### [Exercise data]
* * *

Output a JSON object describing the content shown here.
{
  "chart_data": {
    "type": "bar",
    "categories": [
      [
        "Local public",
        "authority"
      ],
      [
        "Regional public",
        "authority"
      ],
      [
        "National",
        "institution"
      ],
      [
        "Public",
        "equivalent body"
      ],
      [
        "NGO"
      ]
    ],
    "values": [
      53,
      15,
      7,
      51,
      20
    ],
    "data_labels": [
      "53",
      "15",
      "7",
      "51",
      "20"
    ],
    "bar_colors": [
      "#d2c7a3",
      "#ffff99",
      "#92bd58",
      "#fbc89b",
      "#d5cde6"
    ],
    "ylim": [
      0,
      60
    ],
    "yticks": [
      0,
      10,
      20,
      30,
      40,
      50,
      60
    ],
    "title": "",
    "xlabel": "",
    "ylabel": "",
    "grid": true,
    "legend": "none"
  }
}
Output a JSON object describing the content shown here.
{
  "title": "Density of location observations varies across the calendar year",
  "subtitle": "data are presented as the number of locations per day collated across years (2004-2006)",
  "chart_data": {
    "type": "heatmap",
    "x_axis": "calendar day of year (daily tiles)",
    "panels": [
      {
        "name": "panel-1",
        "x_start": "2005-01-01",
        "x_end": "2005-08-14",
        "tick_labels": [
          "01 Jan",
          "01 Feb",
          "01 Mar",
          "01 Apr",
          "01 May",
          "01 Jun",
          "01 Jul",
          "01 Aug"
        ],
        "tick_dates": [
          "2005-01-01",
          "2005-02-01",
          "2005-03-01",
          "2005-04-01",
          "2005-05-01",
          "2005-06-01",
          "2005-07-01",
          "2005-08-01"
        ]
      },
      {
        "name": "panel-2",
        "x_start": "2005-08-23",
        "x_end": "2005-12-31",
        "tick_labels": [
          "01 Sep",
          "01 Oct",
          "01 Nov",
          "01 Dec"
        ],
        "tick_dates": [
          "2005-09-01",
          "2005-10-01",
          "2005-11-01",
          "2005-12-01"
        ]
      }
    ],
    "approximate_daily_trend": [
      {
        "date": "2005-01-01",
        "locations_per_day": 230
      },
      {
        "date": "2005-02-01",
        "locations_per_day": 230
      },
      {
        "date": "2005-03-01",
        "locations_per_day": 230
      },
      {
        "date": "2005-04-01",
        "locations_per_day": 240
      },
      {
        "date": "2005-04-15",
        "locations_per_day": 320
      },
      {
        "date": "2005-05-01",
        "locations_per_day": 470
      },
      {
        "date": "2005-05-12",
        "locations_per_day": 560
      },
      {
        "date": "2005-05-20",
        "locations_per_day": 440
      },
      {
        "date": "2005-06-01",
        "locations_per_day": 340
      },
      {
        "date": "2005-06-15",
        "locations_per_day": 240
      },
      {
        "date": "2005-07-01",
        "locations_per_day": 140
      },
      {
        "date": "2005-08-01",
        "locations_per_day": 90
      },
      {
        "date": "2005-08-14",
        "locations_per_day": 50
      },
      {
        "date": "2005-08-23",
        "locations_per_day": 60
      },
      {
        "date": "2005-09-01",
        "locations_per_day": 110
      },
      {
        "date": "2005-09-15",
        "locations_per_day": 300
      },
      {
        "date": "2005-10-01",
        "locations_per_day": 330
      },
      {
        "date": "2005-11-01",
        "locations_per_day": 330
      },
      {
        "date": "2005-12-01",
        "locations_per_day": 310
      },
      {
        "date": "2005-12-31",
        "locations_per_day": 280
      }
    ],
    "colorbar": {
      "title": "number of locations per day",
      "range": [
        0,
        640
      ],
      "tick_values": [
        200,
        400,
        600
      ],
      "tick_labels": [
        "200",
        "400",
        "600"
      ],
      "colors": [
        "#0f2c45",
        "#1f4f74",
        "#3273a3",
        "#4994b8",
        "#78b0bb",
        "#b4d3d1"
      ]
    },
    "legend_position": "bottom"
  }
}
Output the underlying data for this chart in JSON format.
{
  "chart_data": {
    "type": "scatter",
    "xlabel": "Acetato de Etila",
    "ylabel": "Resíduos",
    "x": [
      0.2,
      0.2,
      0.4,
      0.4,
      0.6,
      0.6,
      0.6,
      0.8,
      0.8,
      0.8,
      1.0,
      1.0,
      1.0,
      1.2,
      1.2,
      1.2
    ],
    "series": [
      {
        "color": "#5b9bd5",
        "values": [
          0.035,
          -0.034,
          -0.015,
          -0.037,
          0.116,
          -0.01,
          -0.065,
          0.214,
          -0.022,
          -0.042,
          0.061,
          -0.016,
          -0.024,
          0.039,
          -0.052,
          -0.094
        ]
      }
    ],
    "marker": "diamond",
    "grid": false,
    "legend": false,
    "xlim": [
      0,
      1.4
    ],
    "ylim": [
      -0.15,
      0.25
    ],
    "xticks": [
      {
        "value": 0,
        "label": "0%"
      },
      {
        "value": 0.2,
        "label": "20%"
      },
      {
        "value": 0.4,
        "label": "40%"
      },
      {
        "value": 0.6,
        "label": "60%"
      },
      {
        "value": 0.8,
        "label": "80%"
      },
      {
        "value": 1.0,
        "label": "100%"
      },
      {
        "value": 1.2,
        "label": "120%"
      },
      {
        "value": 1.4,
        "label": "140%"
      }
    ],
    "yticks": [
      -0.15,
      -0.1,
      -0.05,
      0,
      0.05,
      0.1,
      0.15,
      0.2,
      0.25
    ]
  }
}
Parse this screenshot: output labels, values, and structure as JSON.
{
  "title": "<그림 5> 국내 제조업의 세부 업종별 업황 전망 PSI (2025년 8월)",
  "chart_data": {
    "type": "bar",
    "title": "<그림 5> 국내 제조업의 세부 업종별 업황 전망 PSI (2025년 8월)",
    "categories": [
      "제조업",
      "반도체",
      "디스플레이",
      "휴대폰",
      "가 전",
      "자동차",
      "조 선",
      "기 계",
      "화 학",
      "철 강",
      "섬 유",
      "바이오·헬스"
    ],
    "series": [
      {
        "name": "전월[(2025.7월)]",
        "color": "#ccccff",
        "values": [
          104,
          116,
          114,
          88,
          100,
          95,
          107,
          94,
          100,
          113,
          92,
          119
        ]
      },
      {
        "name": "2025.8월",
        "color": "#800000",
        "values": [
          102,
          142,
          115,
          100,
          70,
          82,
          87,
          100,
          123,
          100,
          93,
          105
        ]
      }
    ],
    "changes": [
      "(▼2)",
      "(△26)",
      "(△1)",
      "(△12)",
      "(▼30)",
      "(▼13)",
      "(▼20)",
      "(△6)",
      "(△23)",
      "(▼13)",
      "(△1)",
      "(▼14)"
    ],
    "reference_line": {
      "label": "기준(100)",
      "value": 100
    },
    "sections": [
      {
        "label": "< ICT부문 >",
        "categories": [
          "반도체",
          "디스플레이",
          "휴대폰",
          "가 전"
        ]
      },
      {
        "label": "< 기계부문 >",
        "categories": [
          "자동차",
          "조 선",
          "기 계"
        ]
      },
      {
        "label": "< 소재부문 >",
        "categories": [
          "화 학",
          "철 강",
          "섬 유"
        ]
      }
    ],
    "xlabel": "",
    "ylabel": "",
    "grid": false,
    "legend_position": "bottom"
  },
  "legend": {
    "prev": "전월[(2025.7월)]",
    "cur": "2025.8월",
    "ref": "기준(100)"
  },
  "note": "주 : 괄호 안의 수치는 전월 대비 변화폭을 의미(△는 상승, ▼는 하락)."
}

* * *

### [Written task]
Pull out all lines from the entries above in which the word "JSON" appears.

### [Task response]
Output a JSON object describing the content shown here.
Output a JSON object describing the content shown here.
Output the underlying data for this chart in JSON format.
Parse this screenshot: output labels, values, and structure as JSON.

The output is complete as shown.